TASK DIRECTIONS:
Extract every line from the records below that contains the word "排除C项".

EXERCISE INPUTS:
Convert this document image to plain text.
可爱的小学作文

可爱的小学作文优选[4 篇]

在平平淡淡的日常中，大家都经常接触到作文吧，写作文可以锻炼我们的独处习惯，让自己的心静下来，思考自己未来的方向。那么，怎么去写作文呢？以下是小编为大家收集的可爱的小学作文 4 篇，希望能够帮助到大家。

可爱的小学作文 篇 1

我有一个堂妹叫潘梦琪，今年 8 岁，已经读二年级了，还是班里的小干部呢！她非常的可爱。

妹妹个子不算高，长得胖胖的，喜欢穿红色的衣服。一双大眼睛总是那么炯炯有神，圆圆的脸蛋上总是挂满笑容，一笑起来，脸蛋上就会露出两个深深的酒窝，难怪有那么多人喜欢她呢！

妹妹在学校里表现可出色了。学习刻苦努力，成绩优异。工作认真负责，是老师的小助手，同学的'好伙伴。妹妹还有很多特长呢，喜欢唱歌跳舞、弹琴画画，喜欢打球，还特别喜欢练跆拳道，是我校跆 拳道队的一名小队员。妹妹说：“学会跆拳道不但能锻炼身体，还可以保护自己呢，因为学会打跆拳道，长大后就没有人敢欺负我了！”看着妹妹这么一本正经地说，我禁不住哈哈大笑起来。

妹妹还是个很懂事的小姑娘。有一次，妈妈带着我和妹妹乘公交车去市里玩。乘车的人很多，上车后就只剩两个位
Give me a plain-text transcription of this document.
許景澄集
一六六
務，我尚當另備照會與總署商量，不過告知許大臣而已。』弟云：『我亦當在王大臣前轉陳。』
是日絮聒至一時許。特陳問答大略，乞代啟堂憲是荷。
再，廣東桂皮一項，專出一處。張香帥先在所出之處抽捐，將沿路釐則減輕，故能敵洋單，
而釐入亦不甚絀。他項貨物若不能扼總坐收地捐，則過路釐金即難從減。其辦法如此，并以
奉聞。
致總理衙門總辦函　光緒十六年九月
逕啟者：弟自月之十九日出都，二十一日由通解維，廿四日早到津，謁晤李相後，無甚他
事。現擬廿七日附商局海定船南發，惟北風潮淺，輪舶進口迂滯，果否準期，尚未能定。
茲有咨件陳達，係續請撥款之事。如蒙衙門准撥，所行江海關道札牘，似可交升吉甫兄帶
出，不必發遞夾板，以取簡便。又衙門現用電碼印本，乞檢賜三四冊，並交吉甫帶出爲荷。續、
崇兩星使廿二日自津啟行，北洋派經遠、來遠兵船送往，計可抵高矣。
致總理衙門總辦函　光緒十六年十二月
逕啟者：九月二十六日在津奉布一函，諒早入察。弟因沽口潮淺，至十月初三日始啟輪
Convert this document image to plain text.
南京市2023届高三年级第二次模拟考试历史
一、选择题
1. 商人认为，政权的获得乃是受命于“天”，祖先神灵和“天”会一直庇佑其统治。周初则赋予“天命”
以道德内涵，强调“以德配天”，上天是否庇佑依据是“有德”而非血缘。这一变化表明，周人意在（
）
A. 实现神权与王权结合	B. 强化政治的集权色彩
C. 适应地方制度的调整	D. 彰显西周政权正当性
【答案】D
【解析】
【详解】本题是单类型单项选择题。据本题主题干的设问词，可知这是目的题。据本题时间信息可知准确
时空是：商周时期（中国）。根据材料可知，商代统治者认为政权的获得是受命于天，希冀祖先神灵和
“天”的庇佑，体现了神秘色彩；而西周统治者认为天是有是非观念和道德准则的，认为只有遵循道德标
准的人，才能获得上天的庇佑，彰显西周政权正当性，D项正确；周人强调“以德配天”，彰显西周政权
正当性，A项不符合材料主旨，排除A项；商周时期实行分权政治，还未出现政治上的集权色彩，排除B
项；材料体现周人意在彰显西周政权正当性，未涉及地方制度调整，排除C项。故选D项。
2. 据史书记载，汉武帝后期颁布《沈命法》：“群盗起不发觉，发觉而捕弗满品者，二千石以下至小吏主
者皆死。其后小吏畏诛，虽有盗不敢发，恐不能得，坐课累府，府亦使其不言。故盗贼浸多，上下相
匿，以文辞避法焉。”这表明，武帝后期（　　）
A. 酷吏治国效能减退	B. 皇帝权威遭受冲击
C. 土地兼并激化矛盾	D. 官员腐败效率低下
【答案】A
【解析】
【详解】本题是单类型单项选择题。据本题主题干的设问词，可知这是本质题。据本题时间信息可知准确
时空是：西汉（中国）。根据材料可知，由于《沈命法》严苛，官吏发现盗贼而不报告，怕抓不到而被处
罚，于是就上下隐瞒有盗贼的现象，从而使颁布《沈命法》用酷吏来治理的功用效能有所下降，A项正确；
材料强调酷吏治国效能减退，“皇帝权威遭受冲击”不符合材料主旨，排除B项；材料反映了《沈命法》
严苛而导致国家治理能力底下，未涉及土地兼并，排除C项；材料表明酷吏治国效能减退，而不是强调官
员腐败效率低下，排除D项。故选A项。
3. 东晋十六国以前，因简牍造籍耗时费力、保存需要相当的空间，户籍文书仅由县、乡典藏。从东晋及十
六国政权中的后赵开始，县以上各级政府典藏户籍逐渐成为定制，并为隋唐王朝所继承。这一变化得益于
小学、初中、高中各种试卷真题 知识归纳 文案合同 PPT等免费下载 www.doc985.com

SOLVED EXERCISE:
项；材料体现周人意在彰显西周政权正当性，未涉及地方制度调整，排除C项。故选D项。
严苛而导致国家治理能力底下，未涉及土地兼并，排除C项；材料表明酷吏治国效能减退，而不是强调官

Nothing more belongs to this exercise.